Dataset records -
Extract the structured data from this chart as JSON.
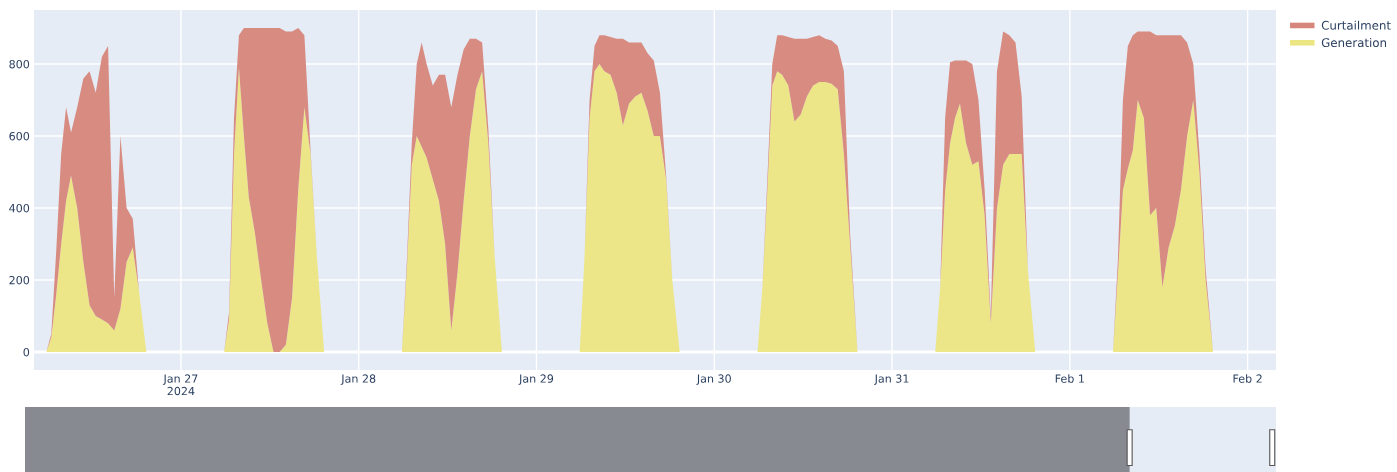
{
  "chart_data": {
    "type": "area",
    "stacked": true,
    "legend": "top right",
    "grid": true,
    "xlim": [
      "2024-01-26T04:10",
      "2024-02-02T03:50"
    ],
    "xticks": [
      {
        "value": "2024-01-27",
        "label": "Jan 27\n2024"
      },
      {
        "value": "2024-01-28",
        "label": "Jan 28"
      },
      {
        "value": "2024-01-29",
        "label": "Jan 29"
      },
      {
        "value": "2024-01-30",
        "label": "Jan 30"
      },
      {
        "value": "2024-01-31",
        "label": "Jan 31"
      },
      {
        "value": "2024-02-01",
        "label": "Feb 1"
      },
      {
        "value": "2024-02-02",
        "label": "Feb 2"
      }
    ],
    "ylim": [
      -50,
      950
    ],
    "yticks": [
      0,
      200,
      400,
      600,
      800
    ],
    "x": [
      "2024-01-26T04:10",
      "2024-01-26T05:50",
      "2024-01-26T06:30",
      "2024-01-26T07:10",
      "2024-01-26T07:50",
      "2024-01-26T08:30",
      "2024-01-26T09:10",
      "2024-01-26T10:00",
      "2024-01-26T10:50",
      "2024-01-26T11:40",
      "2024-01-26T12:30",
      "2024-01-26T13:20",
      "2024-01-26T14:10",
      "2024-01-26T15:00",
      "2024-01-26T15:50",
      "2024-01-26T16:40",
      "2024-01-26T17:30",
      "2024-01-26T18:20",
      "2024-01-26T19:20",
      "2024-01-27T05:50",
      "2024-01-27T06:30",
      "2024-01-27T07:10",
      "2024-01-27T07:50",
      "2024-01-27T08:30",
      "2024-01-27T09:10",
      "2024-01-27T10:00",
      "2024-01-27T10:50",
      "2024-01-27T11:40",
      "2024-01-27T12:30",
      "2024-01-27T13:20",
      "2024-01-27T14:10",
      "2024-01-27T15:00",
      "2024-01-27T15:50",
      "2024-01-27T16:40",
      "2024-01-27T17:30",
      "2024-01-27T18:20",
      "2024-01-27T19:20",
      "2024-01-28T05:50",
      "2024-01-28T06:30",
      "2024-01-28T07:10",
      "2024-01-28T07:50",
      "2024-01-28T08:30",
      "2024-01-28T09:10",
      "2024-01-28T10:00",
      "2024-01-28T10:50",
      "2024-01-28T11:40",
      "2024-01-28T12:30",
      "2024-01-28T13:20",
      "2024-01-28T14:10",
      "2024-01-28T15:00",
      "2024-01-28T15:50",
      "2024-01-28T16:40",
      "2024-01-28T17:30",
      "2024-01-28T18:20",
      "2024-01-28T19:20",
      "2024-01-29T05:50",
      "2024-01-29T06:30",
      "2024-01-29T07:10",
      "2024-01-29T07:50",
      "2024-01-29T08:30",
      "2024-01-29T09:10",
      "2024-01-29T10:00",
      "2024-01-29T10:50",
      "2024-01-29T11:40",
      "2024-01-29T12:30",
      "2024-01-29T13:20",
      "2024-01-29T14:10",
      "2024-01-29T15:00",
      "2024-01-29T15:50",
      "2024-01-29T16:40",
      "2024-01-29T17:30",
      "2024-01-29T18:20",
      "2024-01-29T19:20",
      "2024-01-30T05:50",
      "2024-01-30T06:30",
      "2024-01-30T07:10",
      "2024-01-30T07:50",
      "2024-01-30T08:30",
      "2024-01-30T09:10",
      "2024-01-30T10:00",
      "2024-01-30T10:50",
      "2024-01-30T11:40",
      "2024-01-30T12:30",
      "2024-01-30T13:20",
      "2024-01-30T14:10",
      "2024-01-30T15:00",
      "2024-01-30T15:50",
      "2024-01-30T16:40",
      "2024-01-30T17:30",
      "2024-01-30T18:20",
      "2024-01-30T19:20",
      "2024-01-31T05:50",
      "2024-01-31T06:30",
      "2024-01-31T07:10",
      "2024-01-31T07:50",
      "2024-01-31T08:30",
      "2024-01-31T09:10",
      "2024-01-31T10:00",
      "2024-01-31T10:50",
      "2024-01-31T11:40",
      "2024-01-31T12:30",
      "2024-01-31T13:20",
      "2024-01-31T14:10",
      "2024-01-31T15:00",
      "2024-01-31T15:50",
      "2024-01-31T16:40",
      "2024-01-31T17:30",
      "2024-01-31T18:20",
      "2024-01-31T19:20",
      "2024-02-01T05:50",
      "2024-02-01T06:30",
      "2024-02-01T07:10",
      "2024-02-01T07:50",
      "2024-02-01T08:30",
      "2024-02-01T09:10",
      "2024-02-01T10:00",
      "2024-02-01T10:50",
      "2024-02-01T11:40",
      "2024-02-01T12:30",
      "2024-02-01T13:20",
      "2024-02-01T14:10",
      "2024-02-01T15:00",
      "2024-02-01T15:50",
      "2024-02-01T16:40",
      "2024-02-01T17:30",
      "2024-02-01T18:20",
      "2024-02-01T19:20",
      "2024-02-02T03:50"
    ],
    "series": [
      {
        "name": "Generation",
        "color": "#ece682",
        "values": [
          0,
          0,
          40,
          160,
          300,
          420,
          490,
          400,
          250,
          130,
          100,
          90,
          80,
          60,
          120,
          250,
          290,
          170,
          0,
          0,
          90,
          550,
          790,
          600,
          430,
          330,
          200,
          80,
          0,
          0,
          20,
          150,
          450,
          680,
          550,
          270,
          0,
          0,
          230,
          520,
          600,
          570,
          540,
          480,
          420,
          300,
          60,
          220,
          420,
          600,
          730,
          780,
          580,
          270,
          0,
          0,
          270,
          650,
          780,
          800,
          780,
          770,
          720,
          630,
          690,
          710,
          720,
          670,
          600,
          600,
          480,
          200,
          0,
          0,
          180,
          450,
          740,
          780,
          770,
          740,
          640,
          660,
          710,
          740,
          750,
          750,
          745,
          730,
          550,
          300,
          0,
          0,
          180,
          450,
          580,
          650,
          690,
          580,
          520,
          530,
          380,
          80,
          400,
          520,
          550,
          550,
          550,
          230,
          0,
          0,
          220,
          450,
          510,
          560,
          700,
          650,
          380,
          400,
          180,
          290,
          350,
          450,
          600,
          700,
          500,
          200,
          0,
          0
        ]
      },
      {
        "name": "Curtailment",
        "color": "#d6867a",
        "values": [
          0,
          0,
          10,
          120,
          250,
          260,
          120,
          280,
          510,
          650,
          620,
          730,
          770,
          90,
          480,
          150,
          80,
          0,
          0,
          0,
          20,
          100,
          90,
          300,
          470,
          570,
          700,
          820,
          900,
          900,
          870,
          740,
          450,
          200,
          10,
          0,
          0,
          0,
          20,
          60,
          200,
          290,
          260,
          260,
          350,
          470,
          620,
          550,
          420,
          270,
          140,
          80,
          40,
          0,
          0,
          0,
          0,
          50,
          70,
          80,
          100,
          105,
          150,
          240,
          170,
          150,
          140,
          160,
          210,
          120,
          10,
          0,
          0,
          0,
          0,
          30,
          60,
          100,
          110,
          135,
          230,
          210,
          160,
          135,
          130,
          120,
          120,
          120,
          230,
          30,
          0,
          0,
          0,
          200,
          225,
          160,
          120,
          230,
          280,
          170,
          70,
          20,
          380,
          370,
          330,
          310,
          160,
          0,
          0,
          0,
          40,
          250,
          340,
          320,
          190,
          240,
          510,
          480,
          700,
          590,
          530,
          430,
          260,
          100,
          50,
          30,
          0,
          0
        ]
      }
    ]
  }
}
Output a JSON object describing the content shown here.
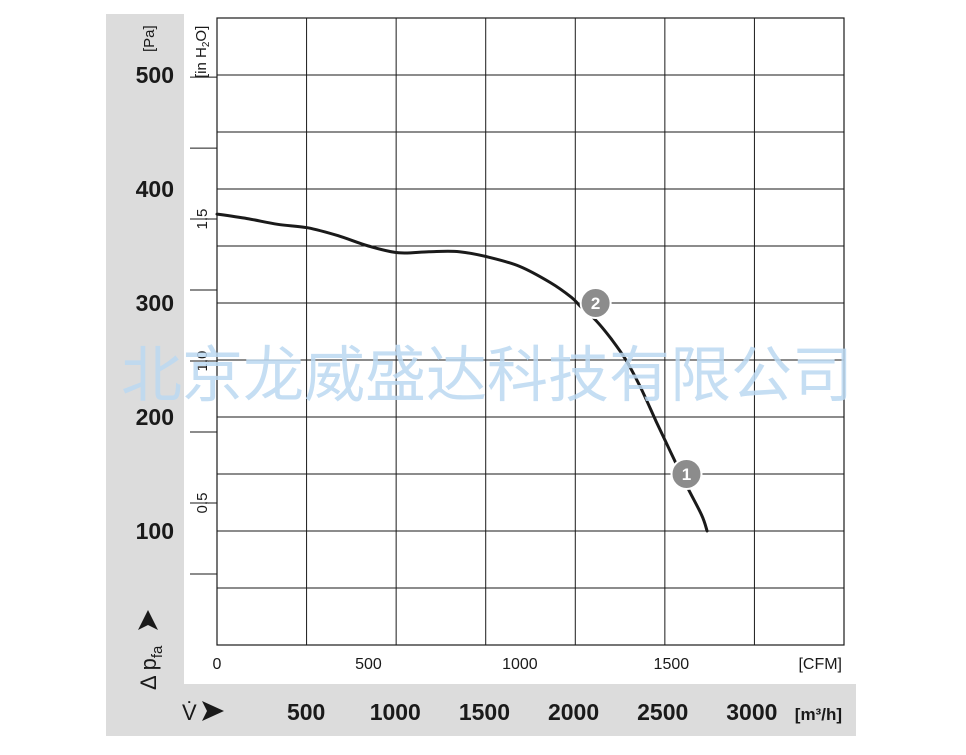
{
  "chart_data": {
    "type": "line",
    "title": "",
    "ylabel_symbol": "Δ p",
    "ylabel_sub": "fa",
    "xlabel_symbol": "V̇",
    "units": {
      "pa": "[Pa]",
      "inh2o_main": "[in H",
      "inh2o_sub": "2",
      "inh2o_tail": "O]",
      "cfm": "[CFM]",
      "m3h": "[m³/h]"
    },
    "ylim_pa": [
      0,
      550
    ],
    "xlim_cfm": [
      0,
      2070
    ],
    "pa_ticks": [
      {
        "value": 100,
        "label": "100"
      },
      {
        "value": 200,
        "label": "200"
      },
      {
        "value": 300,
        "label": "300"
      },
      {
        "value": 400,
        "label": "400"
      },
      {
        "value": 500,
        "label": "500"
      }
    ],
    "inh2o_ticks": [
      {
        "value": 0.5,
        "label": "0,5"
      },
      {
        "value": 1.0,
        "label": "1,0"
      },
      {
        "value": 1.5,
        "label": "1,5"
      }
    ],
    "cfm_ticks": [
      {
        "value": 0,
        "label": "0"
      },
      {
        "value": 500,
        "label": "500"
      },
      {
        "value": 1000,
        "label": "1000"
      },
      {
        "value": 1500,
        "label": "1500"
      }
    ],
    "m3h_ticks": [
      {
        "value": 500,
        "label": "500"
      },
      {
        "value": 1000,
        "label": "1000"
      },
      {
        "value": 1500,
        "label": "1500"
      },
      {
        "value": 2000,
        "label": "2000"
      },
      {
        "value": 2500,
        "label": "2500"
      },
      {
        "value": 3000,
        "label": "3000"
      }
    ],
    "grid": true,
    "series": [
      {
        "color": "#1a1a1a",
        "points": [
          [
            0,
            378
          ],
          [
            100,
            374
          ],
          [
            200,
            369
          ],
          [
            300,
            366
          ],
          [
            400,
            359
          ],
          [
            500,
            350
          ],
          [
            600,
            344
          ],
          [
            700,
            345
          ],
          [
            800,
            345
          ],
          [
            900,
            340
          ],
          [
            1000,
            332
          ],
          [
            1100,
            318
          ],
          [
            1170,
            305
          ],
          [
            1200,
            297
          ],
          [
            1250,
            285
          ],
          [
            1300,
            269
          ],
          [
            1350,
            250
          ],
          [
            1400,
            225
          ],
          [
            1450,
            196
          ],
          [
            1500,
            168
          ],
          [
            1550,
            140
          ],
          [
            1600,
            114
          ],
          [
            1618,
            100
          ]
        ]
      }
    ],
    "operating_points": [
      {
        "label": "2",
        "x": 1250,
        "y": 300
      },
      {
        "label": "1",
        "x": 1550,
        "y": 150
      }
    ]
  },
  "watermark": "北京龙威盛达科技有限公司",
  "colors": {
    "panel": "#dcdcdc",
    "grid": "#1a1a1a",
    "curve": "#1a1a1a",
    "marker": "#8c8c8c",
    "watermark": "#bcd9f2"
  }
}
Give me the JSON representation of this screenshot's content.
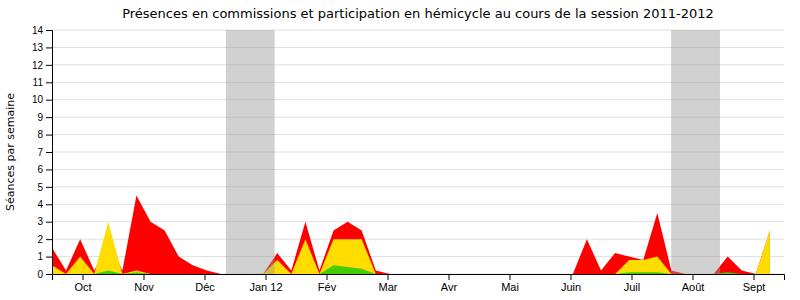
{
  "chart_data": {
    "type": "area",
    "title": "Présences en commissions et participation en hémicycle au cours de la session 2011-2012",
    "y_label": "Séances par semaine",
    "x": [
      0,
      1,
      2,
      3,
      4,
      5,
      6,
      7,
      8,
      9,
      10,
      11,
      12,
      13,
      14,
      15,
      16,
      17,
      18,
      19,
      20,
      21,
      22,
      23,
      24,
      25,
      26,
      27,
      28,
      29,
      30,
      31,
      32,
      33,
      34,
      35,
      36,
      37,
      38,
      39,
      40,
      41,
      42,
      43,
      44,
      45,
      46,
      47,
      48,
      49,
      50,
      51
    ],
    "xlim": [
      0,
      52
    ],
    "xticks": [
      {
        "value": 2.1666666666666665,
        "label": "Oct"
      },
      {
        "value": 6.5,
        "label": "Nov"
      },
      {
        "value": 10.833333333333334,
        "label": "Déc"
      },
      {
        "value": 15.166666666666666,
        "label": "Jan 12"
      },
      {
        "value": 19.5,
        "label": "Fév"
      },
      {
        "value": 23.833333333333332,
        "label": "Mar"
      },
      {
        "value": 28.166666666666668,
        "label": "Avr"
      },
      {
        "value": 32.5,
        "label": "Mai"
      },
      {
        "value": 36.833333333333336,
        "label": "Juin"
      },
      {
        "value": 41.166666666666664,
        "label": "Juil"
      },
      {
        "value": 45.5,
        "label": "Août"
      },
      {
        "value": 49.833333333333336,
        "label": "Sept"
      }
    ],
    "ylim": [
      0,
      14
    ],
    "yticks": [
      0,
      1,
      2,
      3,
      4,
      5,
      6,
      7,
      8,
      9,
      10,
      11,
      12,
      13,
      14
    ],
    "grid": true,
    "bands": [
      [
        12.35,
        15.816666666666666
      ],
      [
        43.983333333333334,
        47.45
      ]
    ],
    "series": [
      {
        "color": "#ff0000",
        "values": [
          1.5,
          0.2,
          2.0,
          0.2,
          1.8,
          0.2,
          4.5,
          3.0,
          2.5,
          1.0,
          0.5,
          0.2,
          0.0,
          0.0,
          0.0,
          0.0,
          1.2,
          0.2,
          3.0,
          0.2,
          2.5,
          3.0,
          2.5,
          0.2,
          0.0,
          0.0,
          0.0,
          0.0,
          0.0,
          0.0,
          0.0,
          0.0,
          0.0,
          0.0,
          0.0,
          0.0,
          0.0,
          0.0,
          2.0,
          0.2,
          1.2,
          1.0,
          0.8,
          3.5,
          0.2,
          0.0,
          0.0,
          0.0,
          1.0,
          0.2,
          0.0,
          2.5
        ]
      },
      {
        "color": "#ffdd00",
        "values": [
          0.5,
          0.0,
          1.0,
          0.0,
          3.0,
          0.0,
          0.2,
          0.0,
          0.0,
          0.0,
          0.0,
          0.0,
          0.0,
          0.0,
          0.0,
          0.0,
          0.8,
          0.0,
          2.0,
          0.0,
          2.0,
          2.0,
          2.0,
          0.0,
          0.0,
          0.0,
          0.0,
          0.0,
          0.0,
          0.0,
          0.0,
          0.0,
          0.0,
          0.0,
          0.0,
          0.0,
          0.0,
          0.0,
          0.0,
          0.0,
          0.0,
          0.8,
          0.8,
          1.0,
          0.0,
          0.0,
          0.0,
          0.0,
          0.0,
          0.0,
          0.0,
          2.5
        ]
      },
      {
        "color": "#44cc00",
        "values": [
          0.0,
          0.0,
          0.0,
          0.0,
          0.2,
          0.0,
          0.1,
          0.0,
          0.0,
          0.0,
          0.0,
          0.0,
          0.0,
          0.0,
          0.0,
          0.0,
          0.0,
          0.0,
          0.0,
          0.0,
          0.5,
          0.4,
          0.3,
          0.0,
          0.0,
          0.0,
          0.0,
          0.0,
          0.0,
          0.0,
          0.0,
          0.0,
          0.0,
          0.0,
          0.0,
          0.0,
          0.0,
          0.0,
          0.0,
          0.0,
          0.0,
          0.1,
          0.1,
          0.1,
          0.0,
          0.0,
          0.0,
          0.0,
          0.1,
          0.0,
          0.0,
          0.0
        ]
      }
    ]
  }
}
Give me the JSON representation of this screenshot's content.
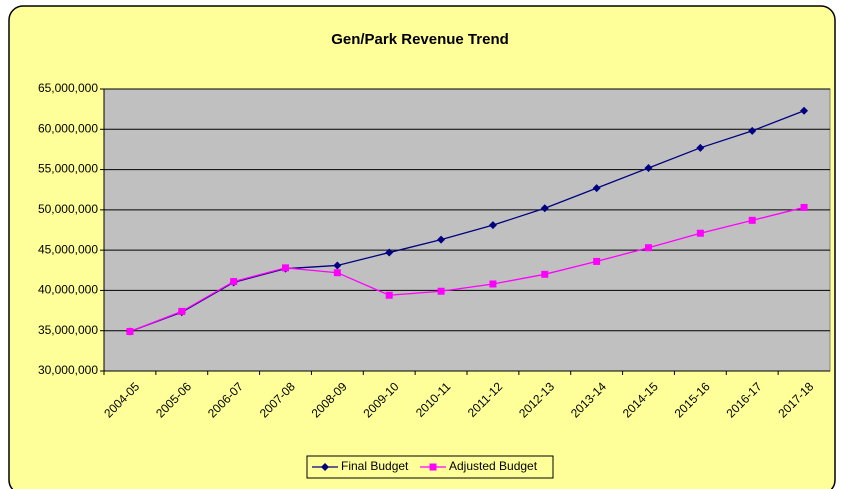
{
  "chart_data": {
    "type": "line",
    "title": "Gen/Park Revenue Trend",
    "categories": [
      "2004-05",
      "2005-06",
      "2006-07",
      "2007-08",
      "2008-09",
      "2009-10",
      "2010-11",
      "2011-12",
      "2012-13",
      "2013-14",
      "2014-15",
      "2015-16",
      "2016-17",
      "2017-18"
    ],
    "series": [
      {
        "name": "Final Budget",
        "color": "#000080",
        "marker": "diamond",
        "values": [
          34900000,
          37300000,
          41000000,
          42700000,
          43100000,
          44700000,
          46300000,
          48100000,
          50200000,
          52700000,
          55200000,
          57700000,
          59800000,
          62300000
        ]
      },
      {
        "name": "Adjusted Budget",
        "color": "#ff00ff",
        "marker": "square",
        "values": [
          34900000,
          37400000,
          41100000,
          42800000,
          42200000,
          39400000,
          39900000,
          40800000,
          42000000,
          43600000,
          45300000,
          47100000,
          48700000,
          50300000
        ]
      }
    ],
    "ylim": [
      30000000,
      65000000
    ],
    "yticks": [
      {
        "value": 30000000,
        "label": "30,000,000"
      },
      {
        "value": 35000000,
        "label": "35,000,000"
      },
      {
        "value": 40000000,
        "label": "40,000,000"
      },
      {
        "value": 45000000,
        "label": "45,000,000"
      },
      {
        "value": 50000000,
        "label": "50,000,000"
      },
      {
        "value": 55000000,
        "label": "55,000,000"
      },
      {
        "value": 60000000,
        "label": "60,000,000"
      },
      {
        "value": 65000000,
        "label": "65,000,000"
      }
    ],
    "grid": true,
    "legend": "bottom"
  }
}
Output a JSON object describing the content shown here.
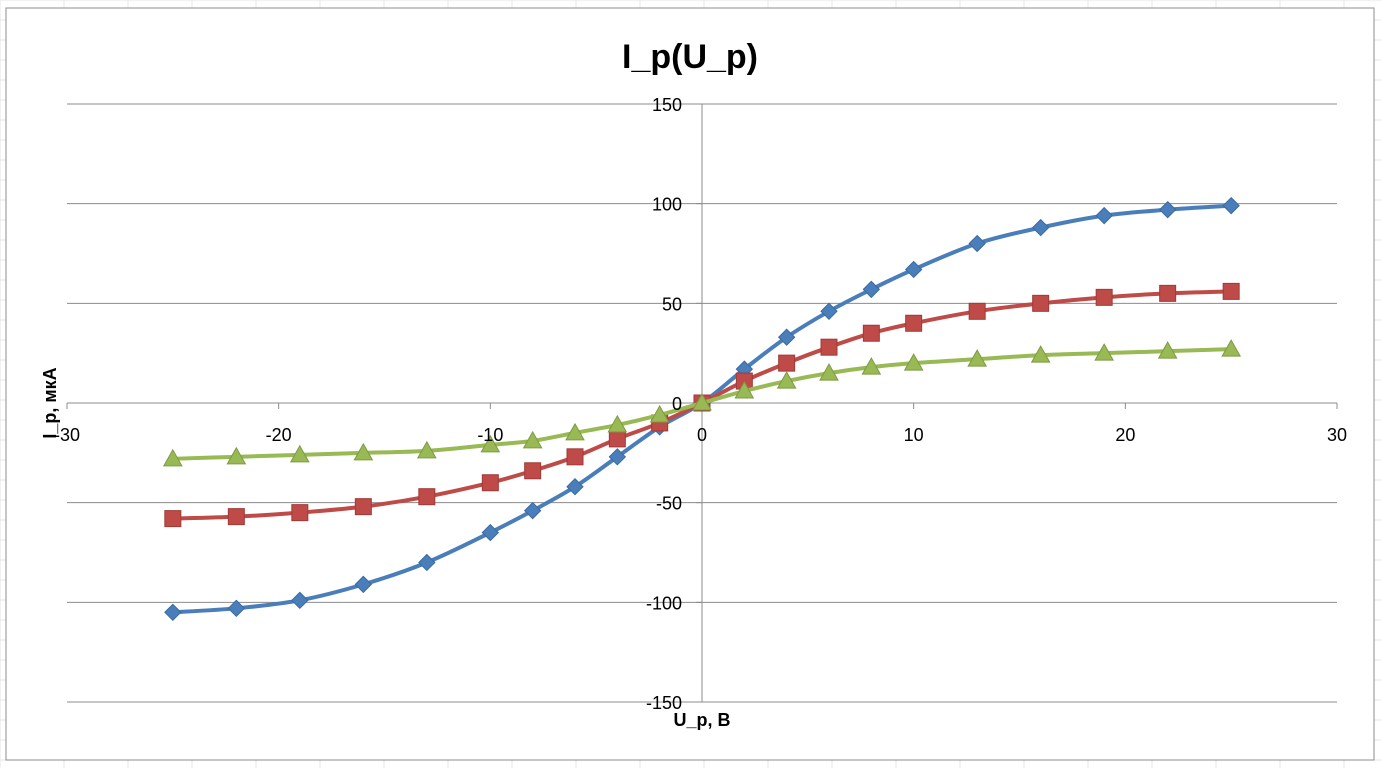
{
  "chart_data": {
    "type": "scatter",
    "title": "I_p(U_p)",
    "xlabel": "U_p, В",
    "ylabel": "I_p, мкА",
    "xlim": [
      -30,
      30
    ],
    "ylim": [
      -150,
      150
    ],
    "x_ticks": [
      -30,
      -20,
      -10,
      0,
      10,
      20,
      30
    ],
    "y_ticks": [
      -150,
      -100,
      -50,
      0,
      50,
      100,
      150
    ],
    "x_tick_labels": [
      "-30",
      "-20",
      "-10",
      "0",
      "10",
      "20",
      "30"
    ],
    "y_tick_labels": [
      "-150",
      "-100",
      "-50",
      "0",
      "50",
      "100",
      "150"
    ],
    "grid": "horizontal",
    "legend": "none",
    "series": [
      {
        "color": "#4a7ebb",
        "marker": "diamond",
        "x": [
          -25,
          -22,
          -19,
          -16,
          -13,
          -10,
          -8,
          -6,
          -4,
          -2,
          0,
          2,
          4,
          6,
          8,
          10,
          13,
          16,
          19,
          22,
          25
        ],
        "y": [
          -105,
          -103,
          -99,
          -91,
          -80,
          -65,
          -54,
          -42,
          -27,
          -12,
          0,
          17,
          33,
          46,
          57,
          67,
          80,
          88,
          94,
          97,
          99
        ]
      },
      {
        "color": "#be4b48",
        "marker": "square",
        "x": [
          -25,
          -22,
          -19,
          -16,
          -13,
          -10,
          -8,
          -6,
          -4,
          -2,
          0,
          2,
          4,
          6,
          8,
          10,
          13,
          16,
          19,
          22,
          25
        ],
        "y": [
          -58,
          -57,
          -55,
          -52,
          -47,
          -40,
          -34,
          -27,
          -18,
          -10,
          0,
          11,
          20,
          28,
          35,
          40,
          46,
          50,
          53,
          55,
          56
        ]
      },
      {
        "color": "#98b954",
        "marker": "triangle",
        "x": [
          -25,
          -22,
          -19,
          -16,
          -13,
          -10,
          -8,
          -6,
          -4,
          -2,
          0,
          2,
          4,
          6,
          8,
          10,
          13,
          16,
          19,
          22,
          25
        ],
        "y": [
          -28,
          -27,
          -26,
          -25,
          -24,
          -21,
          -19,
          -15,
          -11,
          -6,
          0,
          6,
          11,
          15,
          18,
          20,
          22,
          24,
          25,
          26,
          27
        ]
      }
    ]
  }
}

Task requirements -
Copy every line that contains the string "name".

Response for this exercise -
        "name": "Generation",
        "name": "Curtailment",
        "name": "Final Budget",
        "name": "Adjusted Budget",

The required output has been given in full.